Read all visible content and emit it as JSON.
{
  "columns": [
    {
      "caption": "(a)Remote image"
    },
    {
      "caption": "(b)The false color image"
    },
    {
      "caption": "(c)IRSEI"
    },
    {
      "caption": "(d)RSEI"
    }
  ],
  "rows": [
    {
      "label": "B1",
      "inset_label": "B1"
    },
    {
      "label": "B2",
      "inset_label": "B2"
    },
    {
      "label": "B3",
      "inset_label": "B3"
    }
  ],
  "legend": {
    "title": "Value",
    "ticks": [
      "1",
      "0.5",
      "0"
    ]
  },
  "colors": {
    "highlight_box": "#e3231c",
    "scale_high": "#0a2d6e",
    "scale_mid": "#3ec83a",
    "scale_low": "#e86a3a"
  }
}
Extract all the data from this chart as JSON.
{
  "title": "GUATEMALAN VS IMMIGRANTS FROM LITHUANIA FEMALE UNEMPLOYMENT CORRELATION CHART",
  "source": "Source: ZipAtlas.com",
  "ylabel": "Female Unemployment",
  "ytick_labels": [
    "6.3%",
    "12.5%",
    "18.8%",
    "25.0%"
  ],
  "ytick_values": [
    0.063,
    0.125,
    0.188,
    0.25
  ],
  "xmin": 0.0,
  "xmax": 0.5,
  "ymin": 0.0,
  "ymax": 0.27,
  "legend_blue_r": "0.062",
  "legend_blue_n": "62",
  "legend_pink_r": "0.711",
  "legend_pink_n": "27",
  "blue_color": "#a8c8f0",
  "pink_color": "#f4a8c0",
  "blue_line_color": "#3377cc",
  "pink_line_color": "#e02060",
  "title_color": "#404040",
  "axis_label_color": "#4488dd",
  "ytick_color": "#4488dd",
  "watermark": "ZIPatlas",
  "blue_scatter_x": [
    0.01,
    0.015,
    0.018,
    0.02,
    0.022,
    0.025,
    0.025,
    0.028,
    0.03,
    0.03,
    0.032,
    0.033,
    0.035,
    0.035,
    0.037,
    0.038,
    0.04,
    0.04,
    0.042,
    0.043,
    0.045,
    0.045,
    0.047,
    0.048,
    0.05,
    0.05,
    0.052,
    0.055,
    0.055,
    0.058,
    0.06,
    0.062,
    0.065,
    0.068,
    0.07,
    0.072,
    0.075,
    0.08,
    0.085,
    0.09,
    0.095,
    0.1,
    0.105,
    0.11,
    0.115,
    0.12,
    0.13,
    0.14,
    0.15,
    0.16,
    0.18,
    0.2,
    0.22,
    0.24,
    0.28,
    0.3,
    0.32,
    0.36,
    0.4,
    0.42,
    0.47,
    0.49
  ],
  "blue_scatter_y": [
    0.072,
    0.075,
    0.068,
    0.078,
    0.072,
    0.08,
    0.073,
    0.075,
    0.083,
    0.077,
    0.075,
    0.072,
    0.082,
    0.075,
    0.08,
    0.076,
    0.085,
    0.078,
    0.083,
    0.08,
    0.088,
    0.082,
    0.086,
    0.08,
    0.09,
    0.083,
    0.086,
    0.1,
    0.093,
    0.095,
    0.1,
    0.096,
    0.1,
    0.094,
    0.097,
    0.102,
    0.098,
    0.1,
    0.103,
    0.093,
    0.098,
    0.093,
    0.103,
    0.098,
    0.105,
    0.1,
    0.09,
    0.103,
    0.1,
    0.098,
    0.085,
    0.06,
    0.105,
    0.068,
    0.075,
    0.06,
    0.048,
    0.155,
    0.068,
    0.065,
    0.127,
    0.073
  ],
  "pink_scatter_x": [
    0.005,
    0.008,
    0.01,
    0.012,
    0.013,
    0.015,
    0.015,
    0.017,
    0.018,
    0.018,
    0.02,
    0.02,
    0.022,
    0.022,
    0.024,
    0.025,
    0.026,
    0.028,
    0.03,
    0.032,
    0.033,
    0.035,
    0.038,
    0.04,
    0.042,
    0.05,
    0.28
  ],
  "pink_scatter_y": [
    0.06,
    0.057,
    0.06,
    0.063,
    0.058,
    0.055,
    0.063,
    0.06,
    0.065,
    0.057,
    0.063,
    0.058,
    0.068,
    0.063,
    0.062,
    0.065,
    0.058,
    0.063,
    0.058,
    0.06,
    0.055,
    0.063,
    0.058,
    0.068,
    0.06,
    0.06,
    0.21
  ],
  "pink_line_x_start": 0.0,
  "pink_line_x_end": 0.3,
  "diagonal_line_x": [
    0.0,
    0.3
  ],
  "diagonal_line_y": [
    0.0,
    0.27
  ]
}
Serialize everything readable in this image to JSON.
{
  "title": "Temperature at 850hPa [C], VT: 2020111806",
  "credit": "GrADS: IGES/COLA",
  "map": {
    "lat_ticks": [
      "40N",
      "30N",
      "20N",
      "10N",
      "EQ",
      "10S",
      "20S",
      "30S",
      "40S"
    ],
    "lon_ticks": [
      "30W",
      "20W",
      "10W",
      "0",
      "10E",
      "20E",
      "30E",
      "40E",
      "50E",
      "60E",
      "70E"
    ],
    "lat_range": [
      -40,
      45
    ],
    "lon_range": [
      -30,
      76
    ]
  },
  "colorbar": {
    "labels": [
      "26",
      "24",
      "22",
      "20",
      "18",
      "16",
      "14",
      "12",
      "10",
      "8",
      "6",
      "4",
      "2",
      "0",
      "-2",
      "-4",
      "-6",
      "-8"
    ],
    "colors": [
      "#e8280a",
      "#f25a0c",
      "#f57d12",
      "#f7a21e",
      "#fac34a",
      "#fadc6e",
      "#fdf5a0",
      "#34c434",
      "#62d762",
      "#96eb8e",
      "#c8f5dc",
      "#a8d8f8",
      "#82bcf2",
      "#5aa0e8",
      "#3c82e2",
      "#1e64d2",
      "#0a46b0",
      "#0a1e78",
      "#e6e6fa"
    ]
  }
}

= = = = = = =

▸ **GIVEN EXERCISE**: Retype the entries exactly, including every line.

▸ **RESPONSE**:
Read all visible content and emit it as JSON.
{
  "columns": [
    {
      "caption": "(a)Remote image"
    },
    {
      "caption": "(b)The false color image"
    },
    {
      "caption": "(c)IRSEI"
    },
    {
      "caption": "(d)RSEI"
    }
  ],
  "rows": [
    {
      "label": "B1",
      "inset_label": "B1"
    },
    {
      "label": "B2",
      "inset_label": "B2"
    },
    {
      "label": "B3",
      "inset_label": "B3"
    }
  ],
  "legend": {
    "title": "Value",
    "ticks": [
      "1",
      "0.5",
      "0"
    ]
  },
  "colors": {
    "highlight_box": "#e3231c",
    "scale_high": "#0a2d6e",
    "scale_mid": "#3ec83a",
    "scale_low": "#e86a3a"
  }
}
Extract all the data from this chart as JSON.
{
  "title": "GUATEMALAN VS IMMIGRANTS FROM LITHUANIA FEMALE UNEMPLOYMENT CORRELATION CHART",
  "source": "Source: ZipAtlas.com",
  "ylabel": "Female Unemployment",
  "ytick_labels": [
    "6.3%",
    "12.5%",
    "18.8%",
    "25.0%"
  ],
  "ytick_values": [
    0.063,
    0.125,
    0.188,
    0.25
  ],
  "xmin": 0.0,
  "xmax": 0.5,
  "ymin": 0.0,
  "ymax": 0.27,
  "legend_blue_r": "0.062",
  "legend_blue_n": "62",
  "legend_pink_r": "0.711",
  "legend_pink_n": "27",
  "blue_color": "#a8c8f0",
  "pink_color": "#f4a8c0",
  "blue_line_color": "#3377cc",
  "pink_line_color": "#e02060",
  "title_color": "#404040",
  "axis_label_color": "#4488dd",
  "ytick_color": "#4488dd",
  "watermark": "ZIPatlas",
  "blue_scatter_x": [
    0.01,
    0.015,
    0.018,
    0.02,
    0.022,
    0.025,
    0.025,
    0.028,
    0.03,
    0.03,
    0.032,
    0.033,
    0.035,
    0.035,
    0.037,
    0.038,
    0.04,
    0.04,
    0.042,
    0.043,
    0.045,
    0.045,
    0.047,
    0.048,
    0.05,
    0.05,
    0.052,
    0.055,
    0.055,
    0.058,
    0.06,
    0.062,
    0.065,
    0.068,
    0.07,
    0.072,
    0.075,
    0.08,
    0.085,
    0.09,
    0.095,
    0.1,
    0.105,
    0.11,
    0.115,
    0.12,
    0.13,
    0.14,
    0.15,
    0.16,
    0.18,
    0.2,
    0.22,
    0.24,
    0.28,
    0.3,
    0.32,
    0.36,
    0.4,
    0.42,
    0.47,
    0.49
  ],
  "blue_scatter_y": [
    0.072,
    0.075,
    0.068,
    0.078,
    0.072,
    0.08,
    0.073,
    0.075,
    0.083,
    0.077,
    0.075,
    0.072,
    0.082,
    0.075,
    0.08,
    0.076,
    0.085,
    0.078,
    0.083,
    0.08,
    0.088,
    0.082,
    0.086,
    0.08,
    0.09,
    0.083,
    0.086,
    0.1,
    0.093,
    0.095,
    0.1,
    0.096,
    0.1,
    0.094,
    0.097,
    0.102,
    0.098,
    0.1,
    0.103,
    0.093,
    0.098,
    0.093,
    0.103,
    0.098,
    0.105,
    0.1,
    0.09,
    0.103,
    0.1,
    0.098,
    0.085,
    0.06,
    0.105,
    0.068,
    0.075,
    0.06,
    0.048,
    0.155,
    0.068,
    0.065,
    0.127,
    0.073
  ],
  "pink_scatter_x": [
    0.005,
    0.008,
    0.01,
    0.012,
    0.013,
    0.015,
    0.015,
    0.017,
    0.018,
    0.018,
    0.02,
    0.02,
    0.022,
    0.022,
    0.024,
    0.025,
    0.026,
    0.028,
    0.03,
    0.032,
    0.033,
    0.035,
    0.038,
    0.04,
    0.042,
    0.05,
    0.28
  ],
  "pink_scatter_y": [
    0.06,
    0.057,
    0.06,
    0.063,
    0.058,
    0.055,
    0.063,
    0.06,
    0.065,
    0.057,
    0.063,
    0.058,
    0.068,
    0.063,
    0.062,
    0.065,
    0.058,
    0.063,
    0.058,
    0.06,
    0.055,
    0.063,
    0.058,
    0.068,
    0.06,
    0.06,
    0.21
  ],
  "pink_line_x_start": 0.0,
  "pink_line_x_end": 0.3,
  "diagonal_line_x": [
    0.0,
    0.3
  ],
  "diagonal_line_y": [
    0.0,
    0.27
  ]
}
Serialize everything readable in this image to JSON.
{
  "title": "Temperature at 850hPa [C], VT: 2020111806",
  "credit": "GrADS: IGES/COLA",
  "map": {
    "lat_ticks": [
      "40N",
      "30N",
      "20N",
      "10N",
      "EQ",
      "10S",
      "20S",
      "30S",
      "40S"
    ],
    "lon_ticks": [
      "30W",
      "20W",
      "10W",
      "0",
      "10E",
      "20E",
      "30E",
      "40E",
      "50E",
      "60E",
      "70E"
    ],
    "lat_range": [
      -40,
      45
    ],
    "lon_range": [
      -30,
      76
    ]
  },
  "colorbar": {
    "labels": [
      "26",
      "24",
      "22",
      "20",
      "18",
      "16",
      "14",
      "12",
      "10",
      "8",
      "6",
      "4",
      "2",
      "0",
      "-2",
      "-4",
      "-6",
      "-8"
    ],
    "colors": [
      "#e8280a",
      "#f25a0c",
      "#f57d12",
      "#f7a21e",
      "#fac34a",
      "#fadc6e",
      "#fdf5a0",
      "#34c434",
      "#62d762",
      "#96eb8e",
      "#c8f5dc",
      "#a8d8f8",
      "#82bcf2",
      "#5aa0e8",
      "#3c82e2",
      "#1e64d2",
      "#0a46b0",
      "#0a1e78",
      "#e6e6fa"
    ]
  }
}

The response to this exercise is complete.